From the entries below, pull out each line where "city" appears.

- [ENTRIES SUPPLIED]
◇ ◇ ◇ ◇ ◇
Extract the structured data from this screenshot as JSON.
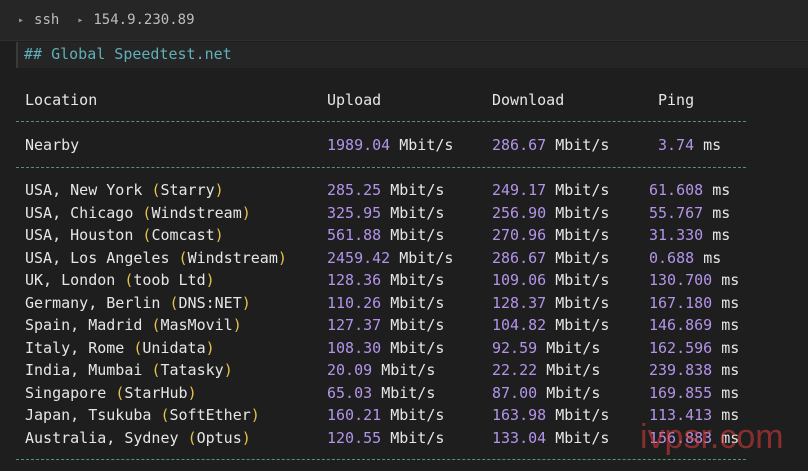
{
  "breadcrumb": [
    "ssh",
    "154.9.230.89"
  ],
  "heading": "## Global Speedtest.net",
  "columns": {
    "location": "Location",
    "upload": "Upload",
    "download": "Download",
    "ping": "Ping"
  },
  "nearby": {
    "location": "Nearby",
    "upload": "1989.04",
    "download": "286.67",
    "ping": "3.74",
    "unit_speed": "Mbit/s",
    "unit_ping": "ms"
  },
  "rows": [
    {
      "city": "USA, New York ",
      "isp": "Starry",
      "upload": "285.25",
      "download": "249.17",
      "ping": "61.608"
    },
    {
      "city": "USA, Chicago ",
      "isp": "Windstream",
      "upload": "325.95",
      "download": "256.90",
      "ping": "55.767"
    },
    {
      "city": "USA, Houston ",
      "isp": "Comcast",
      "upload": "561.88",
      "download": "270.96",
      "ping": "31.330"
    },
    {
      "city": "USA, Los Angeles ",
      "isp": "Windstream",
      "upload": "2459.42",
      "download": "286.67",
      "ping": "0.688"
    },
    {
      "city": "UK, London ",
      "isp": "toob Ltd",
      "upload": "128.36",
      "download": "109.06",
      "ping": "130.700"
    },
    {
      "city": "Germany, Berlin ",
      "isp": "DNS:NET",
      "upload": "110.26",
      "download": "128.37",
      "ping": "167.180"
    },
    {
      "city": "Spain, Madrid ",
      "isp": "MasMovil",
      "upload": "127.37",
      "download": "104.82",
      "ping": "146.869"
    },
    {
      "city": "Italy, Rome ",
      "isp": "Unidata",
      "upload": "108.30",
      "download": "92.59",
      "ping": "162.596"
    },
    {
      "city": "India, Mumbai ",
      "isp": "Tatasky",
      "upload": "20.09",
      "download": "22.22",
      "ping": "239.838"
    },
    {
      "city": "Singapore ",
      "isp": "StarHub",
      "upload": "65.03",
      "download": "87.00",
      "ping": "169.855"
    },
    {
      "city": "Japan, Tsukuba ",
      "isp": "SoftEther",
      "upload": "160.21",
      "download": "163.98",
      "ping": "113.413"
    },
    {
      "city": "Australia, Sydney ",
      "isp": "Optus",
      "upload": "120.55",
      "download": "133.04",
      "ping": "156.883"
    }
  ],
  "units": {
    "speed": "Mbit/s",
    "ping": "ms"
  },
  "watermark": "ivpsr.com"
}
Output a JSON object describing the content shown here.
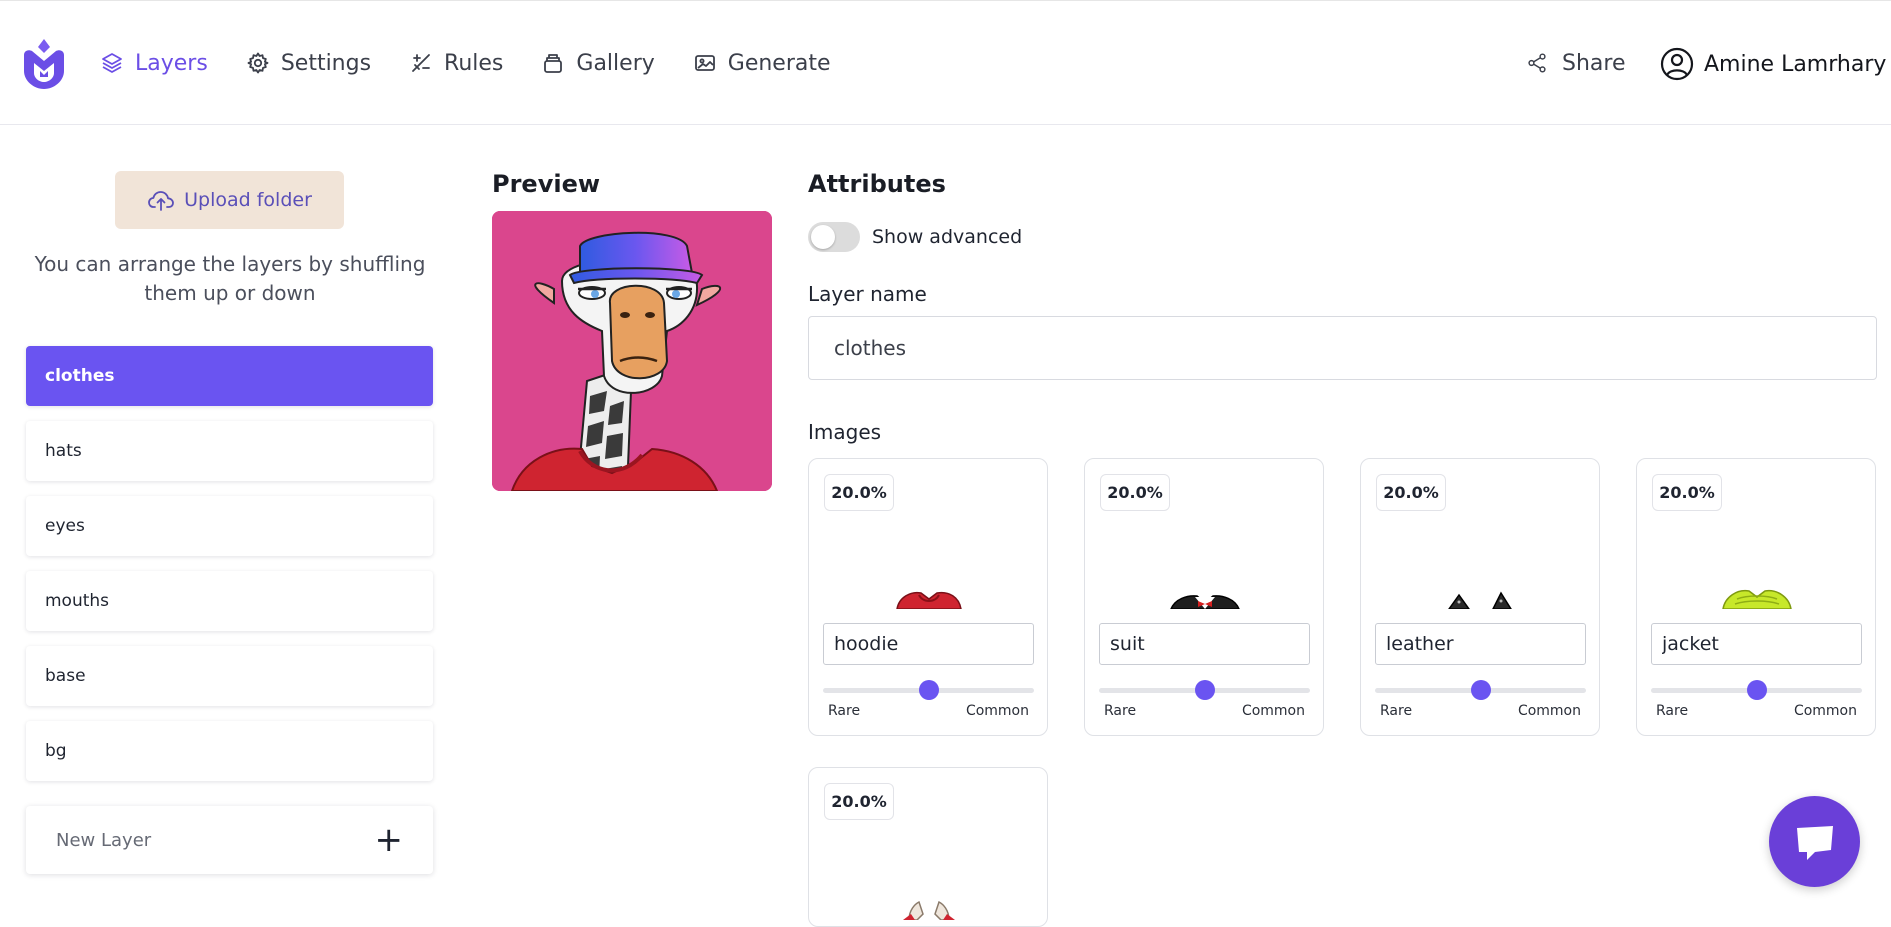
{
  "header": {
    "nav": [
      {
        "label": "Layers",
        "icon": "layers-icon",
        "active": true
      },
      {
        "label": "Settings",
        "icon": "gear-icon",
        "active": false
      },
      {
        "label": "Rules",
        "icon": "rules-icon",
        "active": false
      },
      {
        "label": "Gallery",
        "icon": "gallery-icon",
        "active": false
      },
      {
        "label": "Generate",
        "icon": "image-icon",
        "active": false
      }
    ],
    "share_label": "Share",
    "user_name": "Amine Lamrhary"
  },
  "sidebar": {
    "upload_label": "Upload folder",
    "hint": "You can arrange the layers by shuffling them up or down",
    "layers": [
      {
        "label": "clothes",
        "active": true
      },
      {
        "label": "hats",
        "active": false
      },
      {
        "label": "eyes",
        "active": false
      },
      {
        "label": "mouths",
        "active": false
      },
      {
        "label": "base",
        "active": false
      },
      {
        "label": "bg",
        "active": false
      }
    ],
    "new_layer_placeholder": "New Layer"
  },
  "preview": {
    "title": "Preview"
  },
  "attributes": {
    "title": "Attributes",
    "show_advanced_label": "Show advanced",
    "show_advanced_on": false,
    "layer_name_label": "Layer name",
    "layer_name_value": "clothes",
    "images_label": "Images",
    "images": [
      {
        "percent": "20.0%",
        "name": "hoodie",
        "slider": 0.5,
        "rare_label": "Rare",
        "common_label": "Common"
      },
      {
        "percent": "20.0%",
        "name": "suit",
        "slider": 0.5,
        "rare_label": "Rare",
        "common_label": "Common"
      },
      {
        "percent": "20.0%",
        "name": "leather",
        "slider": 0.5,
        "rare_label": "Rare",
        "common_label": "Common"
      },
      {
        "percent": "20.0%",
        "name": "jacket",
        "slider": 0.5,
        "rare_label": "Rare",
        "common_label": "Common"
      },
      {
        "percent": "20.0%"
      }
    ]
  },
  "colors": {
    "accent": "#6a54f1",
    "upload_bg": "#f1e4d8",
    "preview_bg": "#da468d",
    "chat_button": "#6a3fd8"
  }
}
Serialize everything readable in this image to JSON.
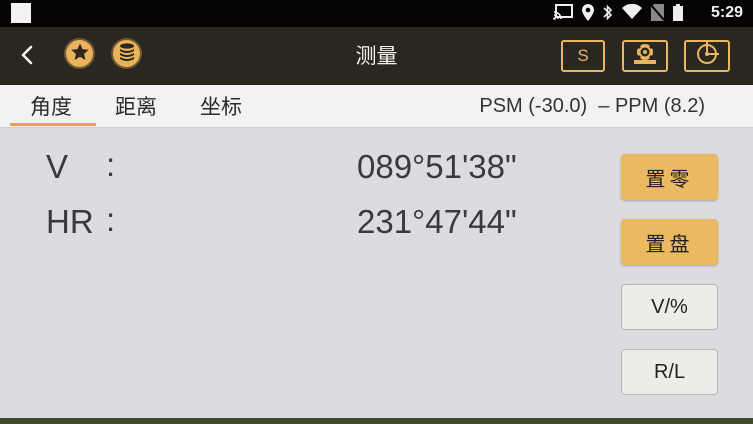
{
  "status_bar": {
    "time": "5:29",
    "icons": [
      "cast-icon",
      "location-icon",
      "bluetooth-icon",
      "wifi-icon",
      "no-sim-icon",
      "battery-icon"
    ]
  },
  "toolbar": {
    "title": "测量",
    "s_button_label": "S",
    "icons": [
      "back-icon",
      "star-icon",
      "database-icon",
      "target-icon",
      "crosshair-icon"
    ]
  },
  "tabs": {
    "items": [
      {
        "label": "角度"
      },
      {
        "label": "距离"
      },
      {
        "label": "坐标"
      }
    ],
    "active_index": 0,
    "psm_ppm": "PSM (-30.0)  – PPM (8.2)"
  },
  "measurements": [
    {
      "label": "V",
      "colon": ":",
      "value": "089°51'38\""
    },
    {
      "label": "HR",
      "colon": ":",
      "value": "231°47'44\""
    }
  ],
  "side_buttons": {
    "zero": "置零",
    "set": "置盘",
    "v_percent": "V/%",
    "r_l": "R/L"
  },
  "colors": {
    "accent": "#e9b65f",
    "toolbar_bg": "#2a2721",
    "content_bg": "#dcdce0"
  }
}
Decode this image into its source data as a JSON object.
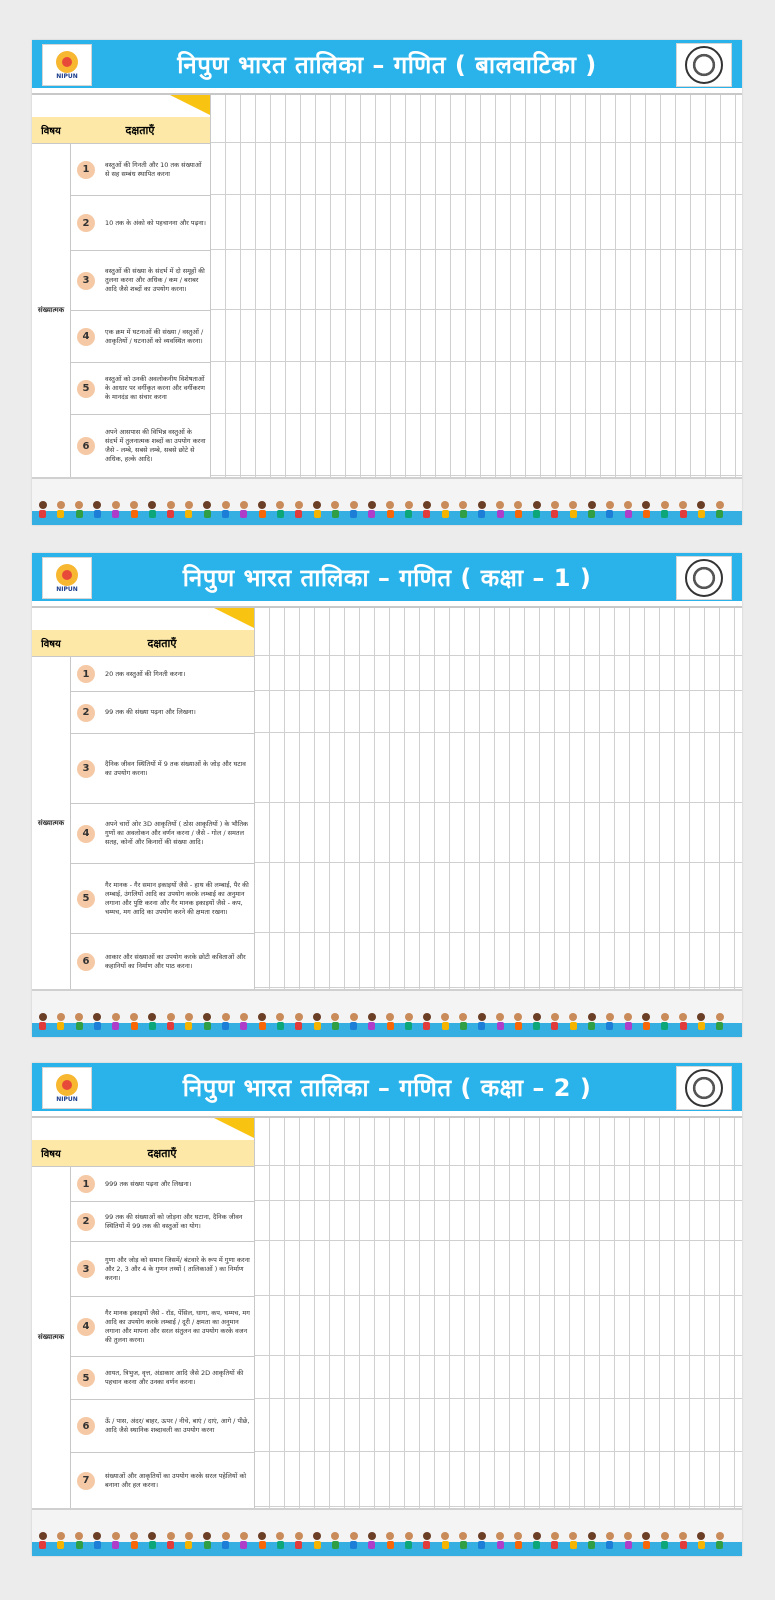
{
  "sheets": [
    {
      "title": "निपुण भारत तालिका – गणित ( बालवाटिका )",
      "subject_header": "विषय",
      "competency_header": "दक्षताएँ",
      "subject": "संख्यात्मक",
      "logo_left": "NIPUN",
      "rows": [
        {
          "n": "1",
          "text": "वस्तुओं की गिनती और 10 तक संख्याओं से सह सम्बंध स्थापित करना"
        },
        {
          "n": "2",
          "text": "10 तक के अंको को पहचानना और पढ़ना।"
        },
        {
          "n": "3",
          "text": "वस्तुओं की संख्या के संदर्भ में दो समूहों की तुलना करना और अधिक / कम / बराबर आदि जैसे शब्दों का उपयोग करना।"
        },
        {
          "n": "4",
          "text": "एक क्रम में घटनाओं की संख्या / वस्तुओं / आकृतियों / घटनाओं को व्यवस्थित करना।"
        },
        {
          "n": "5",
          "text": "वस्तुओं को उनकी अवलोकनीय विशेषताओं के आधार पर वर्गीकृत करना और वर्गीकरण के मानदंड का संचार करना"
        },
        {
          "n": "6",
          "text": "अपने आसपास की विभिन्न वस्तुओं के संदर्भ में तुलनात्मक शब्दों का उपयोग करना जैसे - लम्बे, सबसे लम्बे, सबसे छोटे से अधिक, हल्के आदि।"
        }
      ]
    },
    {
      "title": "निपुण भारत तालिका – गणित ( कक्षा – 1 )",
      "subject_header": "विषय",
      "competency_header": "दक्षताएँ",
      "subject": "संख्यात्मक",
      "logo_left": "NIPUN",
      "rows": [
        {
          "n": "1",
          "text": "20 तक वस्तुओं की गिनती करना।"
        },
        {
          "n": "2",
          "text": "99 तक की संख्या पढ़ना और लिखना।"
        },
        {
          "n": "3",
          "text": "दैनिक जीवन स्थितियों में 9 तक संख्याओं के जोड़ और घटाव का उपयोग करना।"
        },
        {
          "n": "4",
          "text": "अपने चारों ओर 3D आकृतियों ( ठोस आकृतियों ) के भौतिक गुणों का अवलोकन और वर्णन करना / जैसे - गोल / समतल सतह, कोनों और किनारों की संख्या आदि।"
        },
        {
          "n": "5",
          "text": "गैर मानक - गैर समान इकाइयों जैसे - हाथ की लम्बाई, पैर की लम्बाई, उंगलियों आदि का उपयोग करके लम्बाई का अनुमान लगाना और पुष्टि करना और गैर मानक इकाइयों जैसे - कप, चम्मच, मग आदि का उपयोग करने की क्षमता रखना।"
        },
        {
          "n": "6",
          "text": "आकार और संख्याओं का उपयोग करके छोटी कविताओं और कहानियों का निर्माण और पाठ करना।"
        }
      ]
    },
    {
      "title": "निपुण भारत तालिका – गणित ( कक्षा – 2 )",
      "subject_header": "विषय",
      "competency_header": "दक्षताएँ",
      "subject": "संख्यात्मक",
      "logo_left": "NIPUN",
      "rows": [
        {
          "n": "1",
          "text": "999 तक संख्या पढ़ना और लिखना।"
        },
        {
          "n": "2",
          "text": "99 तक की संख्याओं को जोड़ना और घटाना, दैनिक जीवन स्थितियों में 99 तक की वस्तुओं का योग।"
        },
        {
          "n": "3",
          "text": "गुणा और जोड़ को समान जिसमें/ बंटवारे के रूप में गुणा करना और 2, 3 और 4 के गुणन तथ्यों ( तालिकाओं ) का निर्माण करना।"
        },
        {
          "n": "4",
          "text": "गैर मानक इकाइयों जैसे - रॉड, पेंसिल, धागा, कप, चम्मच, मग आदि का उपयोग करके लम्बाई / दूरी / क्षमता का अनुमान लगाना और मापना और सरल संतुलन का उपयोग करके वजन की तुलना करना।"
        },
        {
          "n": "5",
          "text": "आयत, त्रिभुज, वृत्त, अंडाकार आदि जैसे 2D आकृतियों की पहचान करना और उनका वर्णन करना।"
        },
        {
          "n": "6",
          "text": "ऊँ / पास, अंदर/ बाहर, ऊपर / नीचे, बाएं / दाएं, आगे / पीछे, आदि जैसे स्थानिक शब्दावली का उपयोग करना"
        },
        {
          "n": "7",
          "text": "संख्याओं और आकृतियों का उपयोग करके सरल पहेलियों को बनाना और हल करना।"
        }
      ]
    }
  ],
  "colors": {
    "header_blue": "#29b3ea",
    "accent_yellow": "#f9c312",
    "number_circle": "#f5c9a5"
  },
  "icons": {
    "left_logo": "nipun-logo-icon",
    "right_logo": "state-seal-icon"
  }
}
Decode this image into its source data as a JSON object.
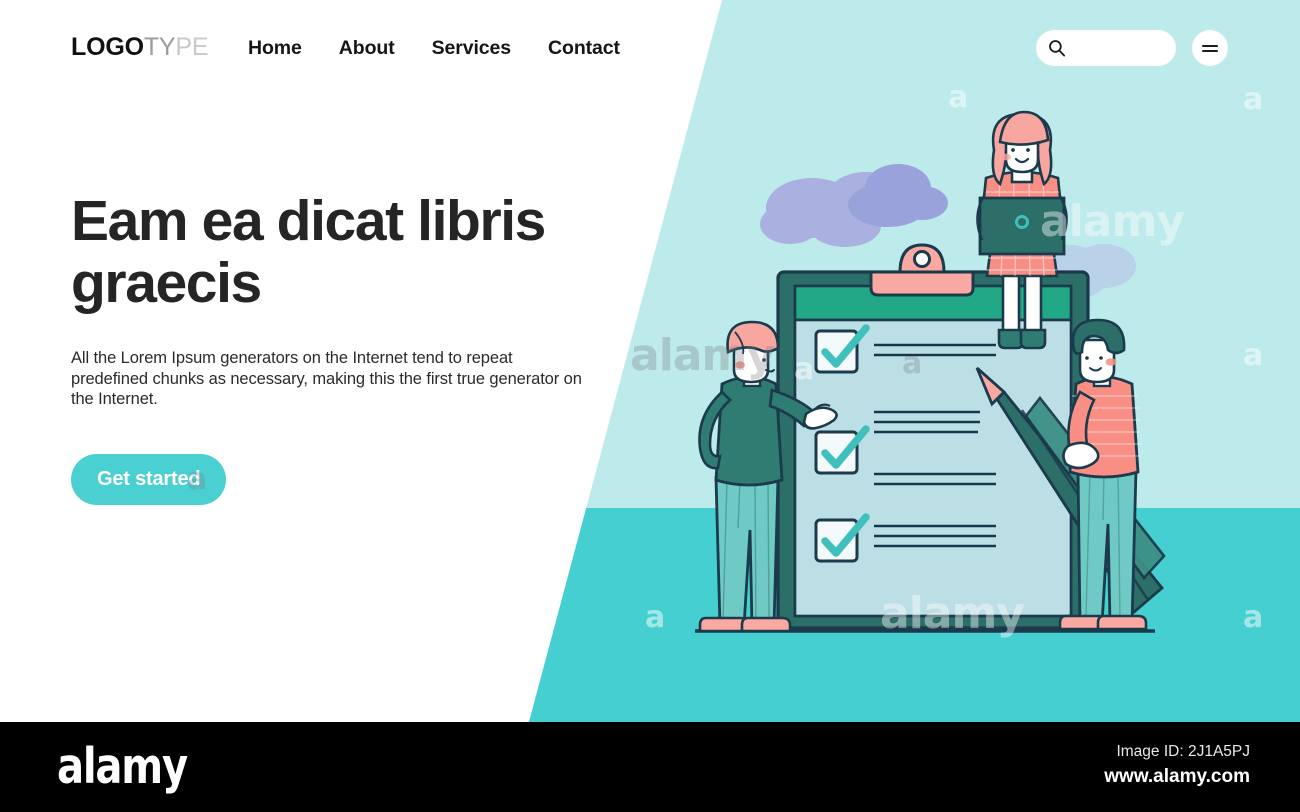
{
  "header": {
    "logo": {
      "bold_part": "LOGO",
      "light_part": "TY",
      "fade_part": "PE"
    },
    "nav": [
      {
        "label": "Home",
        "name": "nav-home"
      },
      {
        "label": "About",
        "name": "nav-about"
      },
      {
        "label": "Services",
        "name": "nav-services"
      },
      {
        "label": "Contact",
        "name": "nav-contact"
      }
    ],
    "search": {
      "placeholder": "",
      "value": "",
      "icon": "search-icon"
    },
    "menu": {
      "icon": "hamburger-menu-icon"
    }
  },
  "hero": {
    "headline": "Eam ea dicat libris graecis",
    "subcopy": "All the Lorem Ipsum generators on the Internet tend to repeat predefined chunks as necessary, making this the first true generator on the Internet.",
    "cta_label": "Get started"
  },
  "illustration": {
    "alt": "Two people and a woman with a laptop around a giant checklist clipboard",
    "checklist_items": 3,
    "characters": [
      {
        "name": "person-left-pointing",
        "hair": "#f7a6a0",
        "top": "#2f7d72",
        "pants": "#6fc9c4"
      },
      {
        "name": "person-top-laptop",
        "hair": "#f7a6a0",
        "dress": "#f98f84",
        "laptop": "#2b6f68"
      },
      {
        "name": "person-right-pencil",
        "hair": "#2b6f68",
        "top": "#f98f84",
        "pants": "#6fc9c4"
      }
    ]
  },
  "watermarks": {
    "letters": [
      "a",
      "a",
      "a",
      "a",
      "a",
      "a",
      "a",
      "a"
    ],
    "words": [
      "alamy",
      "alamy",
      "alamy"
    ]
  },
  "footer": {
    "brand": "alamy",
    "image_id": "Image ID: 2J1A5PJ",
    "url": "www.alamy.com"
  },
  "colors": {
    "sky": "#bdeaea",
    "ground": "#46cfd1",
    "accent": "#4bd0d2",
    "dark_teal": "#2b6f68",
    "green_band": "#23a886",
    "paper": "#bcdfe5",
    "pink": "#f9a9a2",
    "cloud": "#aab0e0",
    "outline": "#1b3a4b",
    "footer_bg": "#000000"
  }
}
◇ ◇ ◇ ◇ ◇
- [WRITTEN ANSWER]
      "city": "USA, New York ",
      "city": "USA, Chicago ",
      "city": "USA, Houston ",
      "city": "USA, Los Angeles ",
      "city": "UK, London ",
      "city": "Germany, Berlin ",
      "city": "Spain, Madrid ",
      "city": "Italy, Rome ",
      "city": "India, Mumbai ",
      "city": "Singapore ",
      "city": "Japan, Tsukuba ",
      "city": "Australia, Sydney ",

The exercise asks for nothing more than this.